+++ Record list
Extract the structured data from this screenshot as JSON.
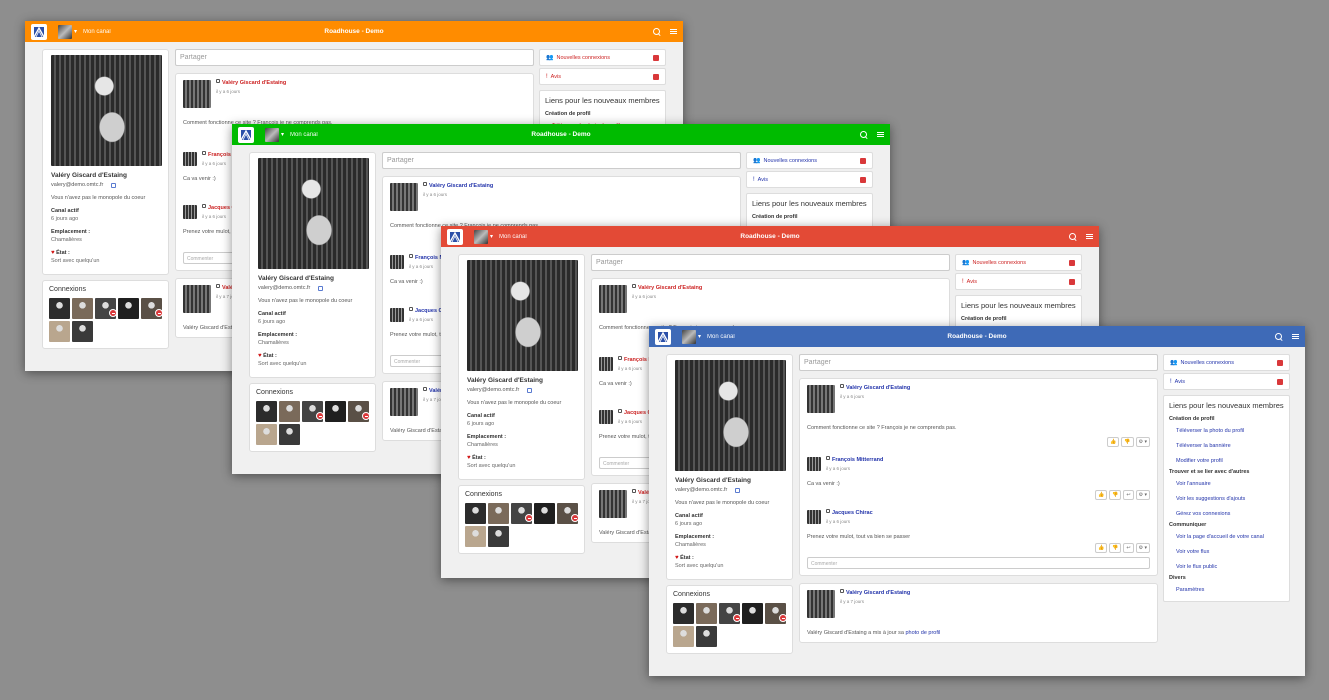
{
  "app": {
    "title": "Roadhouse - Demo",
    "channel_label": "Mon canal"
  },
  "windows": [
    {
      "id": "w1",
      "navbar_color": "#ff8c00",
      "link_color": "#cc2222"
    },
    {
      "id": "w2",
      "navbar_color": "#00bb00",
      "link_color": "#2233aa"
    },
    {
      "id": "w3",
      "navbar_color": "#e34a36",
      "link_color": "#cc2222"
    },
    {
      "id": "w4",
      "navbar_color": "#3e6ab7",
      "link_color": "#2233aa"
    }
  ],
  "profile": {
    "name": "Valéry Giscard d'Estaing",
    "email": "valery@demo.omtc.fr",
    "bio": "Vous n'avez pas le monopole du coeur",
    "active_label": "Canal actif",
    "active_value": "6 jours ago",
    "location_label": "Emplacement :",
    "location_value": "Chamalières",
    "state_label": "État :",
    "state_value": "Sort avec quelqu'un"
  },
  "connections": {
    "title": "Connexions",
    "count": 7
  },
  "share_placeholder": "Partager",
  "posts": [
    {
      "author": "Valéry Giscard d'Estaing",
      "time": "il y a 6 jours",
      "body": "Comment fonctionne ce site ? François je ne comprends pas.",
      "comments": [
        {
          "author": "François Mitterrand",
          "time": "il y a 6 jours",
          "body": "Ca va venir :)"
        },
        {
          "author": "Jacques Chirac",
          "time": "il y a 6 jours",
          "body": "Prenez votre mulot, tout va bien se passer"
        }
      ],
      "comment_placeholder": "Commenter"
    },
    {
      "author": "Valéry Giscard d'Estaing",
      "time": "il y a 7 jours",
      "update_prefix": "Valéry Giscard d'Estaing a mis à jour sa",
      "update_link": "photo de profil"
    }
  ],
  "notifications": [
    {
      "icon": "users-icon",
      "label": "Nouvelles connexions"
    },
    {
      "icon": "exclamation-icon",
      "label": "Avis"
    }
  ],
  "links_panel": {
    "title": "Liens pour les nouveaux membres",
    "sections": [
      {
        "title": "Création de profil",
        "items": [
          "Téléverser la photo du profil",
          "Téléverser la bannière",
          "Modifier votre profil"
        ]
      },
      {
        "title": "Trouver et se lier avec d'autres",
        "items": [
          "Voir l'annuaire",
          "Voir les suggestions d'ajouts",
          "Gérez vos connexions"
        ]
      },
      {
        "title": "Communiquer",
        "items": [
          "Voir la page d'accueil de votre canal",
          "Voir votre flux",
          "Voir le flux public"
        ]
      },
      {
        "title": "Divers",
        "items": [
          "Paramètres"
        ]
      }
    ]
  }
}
++++++
+++ Record list
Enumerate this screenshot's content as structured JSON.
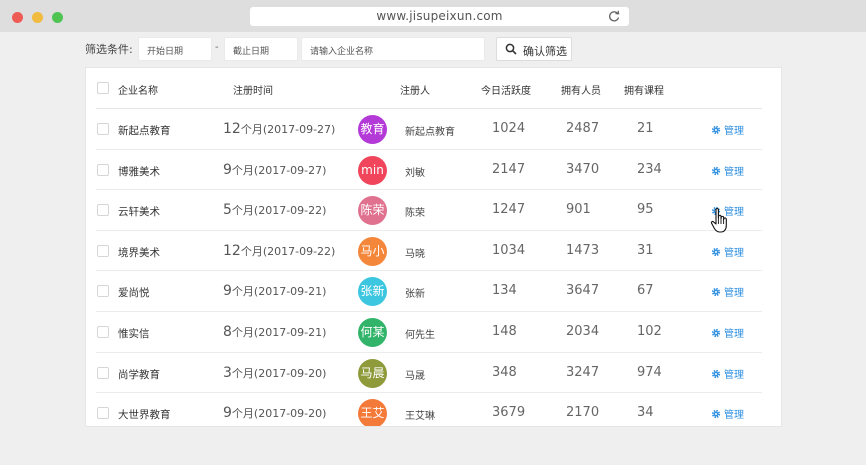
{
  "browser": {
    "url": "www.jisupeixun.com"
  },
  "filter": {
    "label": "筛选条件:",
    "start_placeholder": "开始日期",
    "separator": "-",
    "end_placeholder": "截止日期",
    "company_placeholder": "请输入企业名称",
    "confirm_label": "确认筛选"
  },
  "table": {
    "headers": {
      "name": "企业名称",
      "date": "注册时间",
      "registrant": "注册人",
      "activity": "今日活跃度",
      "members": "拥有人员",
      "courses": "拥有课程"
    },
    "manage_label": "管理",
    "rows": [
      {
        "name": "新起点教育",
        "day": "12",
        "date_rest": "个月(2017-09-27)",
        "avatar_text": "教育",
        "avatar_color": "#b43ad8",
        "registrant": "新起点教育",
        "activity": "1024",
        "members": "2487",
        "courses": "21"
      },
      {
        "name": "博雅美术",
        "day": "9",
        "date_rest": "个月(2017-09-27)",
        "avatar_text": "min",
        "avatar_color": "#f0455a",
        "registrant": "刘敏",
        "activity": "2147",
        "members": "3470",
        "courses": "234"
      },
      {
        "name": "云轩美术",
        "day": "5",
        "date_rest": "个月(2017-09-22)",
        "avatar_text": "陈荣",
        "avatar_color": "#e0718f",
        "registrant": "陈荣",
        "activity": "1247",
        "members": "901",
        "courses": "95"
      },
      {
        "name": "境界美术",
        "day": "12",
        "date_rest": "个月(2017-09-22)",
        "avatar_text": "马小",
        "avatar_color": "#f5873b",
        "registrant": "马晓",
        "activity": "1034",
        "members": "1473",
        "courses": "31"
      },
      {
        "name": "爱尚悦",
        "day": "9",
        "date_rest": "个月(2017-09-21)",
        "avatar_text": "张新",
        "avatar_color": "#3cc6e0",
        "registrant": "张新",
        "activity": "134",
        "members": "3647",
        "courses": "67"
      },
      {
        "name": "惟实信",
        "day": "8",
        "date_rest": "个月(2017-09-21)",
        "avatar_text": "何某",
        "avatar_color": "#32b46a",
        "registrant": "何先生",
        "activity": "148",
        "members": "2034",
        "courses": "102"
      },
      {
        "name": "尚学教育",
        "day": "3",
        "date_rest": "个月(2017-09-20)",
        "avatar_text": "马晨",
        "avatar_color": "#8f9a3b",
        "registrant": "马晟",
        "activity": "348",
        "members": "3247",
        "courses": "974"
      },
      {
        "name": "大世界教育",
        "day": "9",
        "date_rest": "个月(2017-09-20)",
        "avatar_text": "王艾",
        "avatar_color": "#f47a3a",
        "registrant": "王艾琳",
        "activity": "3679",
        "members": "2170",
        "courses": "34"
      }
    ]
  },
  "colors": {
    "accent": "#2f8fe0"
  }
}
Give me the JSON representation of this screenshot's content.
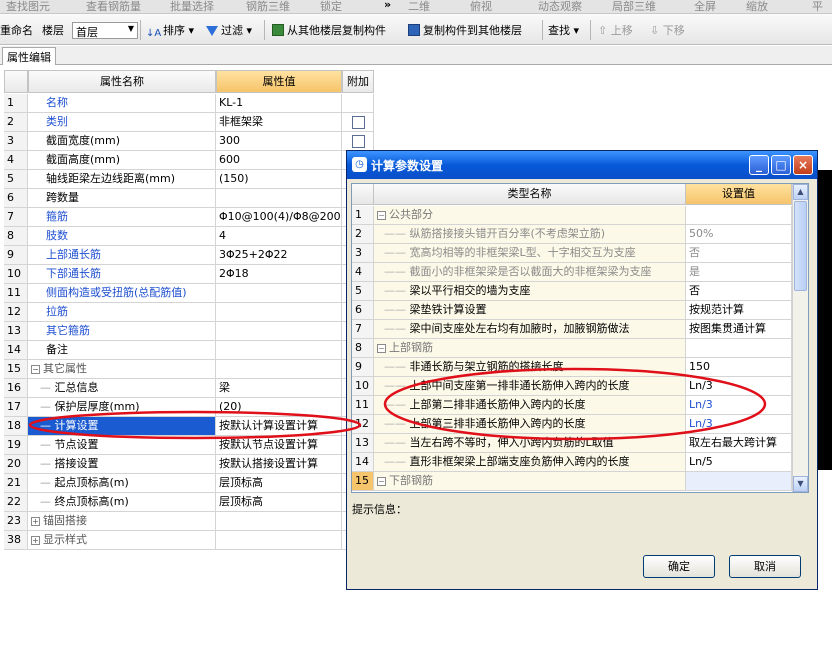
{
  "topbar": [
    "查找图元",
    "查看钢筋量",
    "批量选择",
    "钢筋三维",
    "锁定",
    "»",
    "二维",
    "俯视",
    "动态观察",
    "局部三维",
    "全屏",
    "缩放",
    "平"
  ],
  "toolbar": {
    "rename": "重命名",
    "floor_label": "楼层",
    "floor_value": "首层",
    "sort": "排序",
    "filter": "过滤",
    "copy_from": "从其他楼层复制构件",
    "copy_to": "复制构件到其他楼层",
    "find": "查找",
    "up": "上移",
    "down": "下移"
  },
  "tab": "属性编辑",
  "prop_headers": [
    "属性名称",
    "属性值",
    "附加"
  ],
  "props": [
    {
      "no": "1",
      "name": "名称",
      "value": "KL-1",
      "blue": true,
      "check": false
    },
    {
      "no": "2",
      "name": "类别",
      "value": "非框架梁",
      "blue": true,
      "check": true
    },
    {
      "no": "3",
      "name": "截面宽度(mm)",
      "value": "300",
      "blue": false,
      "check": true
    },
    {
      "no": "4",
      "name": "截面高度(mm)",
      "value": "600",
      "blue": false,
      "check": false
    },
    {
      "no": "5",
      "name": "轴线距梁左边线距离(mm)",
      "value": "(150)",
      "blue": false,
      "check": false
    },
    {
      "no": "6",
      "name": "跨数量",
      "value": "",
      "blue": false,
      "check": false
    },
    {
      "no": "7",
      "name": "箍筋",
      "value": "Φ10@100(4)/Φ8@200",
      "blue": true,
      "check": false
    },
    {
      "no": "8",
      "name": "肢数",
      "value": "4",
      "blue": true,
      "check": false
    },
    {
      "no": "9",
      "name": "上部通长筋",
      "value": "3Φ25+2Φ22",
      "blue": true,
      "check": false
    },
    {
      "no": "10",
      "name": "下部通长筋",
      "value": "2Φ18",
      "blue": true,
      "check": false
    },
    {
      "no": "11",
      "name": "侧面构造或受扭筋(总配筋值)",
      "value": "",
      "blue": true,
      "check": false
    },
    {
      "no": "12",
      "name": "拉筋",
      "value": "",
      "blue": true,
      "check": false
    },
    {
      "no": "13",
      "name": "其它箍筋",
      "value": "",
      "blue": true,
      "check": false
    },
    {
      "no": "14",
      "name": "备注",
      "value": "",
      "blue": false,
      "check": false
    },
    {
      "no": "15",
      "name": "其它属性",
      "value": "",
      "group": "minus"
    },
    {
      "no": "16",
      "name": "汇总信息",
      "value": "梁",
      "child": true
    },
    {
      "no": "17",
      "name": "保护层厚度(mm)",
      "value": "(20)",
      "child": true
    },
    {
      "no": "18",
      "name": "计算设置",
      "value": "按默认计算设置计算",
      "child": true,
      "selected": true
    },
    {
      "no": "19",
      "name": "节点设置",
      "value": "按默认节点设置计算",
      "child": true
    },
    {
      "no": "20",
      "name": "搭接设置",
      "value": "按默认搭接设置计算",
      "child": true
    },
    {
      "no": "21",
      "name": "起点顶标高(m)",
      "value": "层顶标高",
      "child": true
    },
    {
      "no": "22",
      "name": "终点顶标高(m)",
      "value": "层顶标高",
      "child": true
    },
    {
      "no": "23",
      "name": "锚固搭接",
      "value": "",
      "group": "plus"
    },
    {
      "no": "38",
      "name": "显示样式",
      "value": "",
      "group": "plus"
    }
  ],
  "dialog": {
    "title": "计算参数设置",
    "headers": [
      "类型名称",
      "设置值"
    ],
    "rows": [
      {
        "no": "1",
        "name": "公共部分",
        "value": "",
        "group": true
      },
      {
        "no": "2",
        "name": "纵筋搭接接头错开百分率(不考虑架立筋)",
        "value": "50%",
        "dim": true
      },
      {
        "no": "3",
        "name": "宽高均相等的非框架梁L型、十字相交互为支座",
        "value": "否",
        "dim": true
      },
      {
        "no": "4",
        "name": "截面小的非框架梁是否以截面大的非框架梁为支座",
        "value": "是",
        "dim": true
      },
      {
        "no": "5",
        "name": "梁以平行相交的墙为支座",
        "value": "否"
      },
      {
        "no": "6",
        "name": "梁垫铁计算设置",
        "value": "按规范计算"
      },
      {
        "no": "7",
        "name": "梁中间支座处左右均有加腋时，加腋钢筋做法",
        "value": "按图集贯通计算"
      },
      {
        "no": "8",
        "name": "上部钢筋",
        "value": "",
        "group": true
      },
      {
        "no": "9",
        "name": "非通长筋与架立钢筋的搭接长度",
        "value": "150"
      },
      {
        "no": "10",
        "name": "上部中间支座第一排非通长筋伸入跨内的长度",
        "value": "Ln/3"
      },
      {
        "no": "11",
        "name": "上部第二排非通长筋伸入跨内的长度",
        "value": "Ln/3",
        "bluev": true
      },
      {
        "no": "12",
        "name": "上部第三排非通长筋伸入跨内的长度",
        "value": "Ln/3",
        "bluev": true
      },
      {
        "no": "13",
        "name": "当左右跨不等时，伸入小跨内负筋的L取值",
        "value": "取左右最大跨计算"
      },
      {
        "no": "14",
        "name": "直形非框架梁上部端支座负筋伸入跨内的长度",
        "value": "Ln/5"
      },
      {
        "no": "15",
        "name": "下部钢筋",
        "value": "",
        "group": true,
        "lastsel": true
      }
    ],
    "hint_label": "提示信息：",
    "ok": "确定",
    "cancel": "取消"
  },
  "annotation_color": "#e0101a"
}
++++++
Directions —
Compute how many lines include the string "François", then give that number by itself.

Answer to the exercise —
2